Set exercise =
Keep the wording of each record exactly the same when you repeat it, and leave out pictures.

Listed records =
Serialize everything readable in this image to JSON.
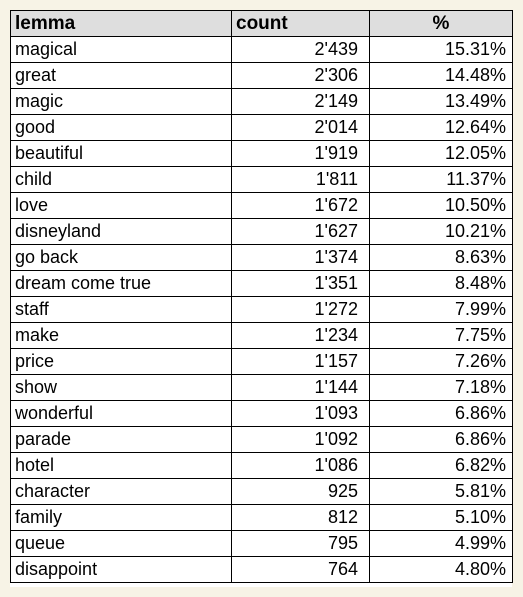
{
  "table": {
    "headers": {
      "lemma": "lemma",
      "count": "count",
      "percent": "%"
    },
    "rows": [
      {
        "lemma": "magical",
        "count": "2'439",
        "percent": "15.31%"
      },
      {
        "lemma": "great",
        "count": "2'306",
        "percent": "14.48%"
      },
      {
        "lemma": "magic",
        "count": "2'149",
        "percent": "13.49%"
      },
      {
        "lemma": "good",
        "count": "2'014",
        "percent": "12.64%"
      },
      {
        "lemma": "beautiful",
        "count": "1'919",
        "percent": "12.05%"
      },
      {
        "lemma": "child",
        "count": "1'811",
        "percent": "11.37%"
      },
      {
        "lemma": "love",
        "count": "1'672",
        "percent": "10.50%"
      },
      {
        "lemma": "disneyland",
        "count": "1'627",
        "percent": "10.21%"
      },
      {
        "lemma": "go back",
        "count": "1'374",
        "percent": "8.63%"
      },
      {
        "lemma": "dream come true",
        "count": "1'351",
        "percent": "8.48%"
      },
      {
        "lemma": "staff",
        "count": "1'272",
        "percent": "7.99%"
      },
      {
        "lemma": "make",
        "count": "1'234",
        "percent": "7.75%"
      },
      {
        "lemma": "price",
        "count": "1'157",
        "percent": "7.26%"
      },
      {
        "lemma": "show",
        "count": "1'144",
        "percent": "7.18%"
      },
      {
        "lemma": "wonderful",
        "count": "1'093",
        "percent": "6.86%"
      },
      {
        "lemma": "parade",
        "count": "1'092",
        "percent": "6.86%"
      },
      {
        "lemma": "hotel",
        "count": "1'086",
        "percent": "6.82%"
      },
      {
        "lemma": "character",
        "count": "925",
        "percent": "5.81%"
      },
      {
        "lemma": "family",
        "count": "812",
        "percent": "5.10%"
      },
      {
        "lemma": "queue",
        "count": "795",
        "percent": "4.99%"
      },
      {
        "lemma": "disappoint",
        "count": "764",
        "percent": "4.80%"
      }
    ]
  },
  "colors": {
    "page_background": "#f7f3e6",
    "header_background": "#dedede",
    "border": "#000000"
  }
}
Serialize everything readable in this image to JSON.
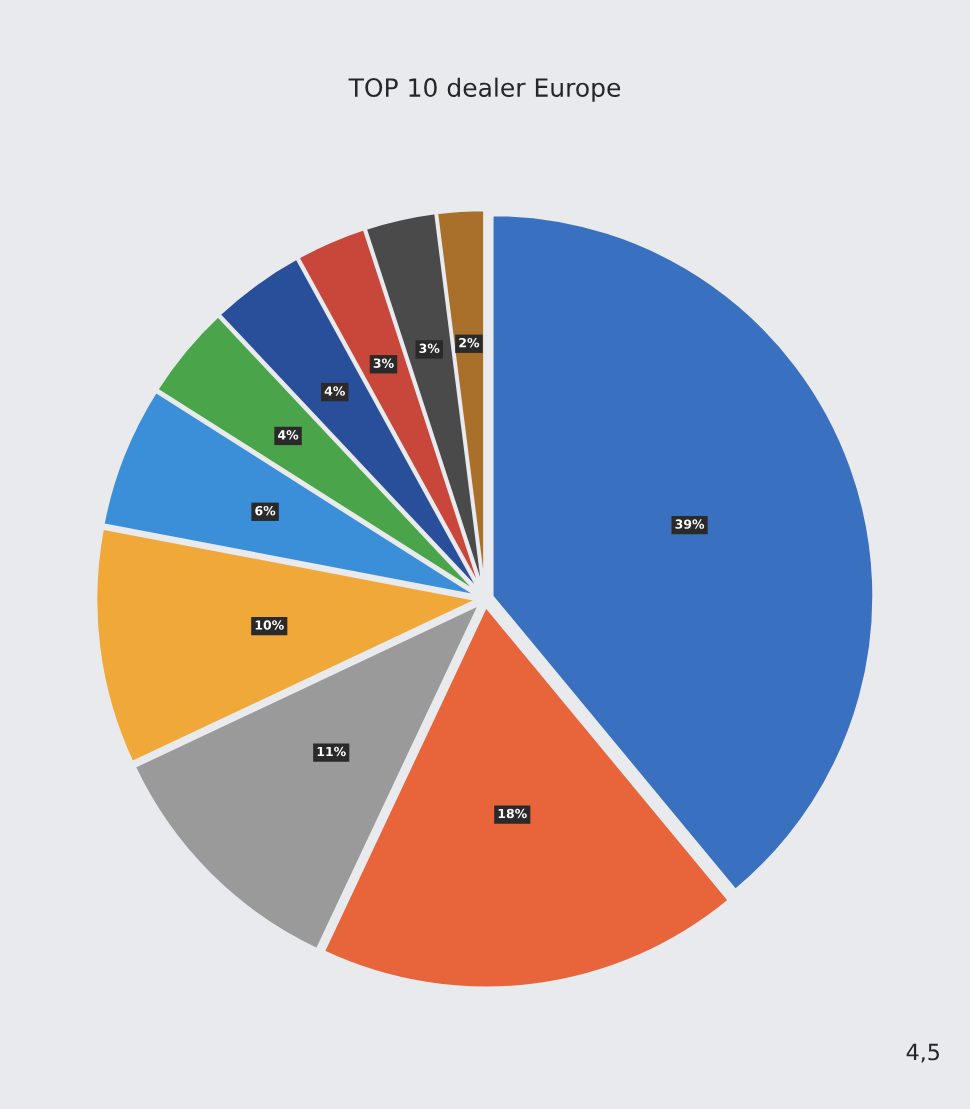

Task result =
Serialize everything readable in this image to JSON.
{
  "table": {
    "headers": {
      "lemma": "lemma",
      "count": "count",
      "percent": "%"
    },
    "rows": [
      {
        "lemma": "magical",
        "count": "2'439",
        "percent": "15.31%"
      },
      {
        "lemma": "great",
        "count": "2'306",
        "percent": "14.48%"
      },
      {
        "lemma": "magic",
        "count": "2'149",
        "percent": "13.49%"
      },
      {
        "lemma": "good",
        "count": "2'014",
        "percent": "12.64%"
      },
      {
        "lemma": "beautiful",
        "count": "1'919",
        "percent": "12.05%"
      },
      {
        "lemma": "child",
        "count": "1'811",
        "percent": "11.37%"
      },
      {
        "lemma": "love",
        "count": "1'672",
        "percent": "10.50%"
      },
      {
        "lemma": "disneyland",
        "count": "1'627",
        "percent": "10.21%"
      },
      {
        "lemma": "go back",
        "count": "1'374",
        "percent": "8.63%"
      },
      {
        "lemma": "dream come true",
        "count": "1'351",
        "percent": "8.48%"
      },
      {
        "lemma": "staff",
        "count": "1'272",
        "percent": "7.99%"
      },
      {
        "lemma": "make",
        "count": "1'234",
        "percent": "7.75%"
      },
      {
        "lemma": "price",
        "count": "1'157",
        "percent": "7.26%"
      },
      {
        "lemma": "show",
        "count": "1'144",
        "percent": "7.18%"
      },
      {
        "lemma": "wonderful",
        "count": "1'093",
        "percent": "6.86%"
      },
      {
        "lemma": "parade",
        "count": "1'092",
        "percent": "6.86%"
      },
      {
        "lemma": "hotel",
        "count": "1'086",
        "percent": "6.82%"
      },
      {
        "lemma": "character",
        "count": "925",
        "percent": "5.81%"
      },
      {
        "lemma": "family",
        "count": "812",
        "percent": "5.10%"
      },
      {
        "lemma": "queue",
        "count": "795",
        "percent": "4.99%"
      },
      {
        "lemma": "disappoint",
        "count": "764",
        "percent": "4.80%"
      }
    ]
  },
  "colors": {
    "page_background": "#f7f3e6",
    "header_background": "#dedede",
    "border": "#000000"
  }
}
Serialize everything readable in this image to JSON.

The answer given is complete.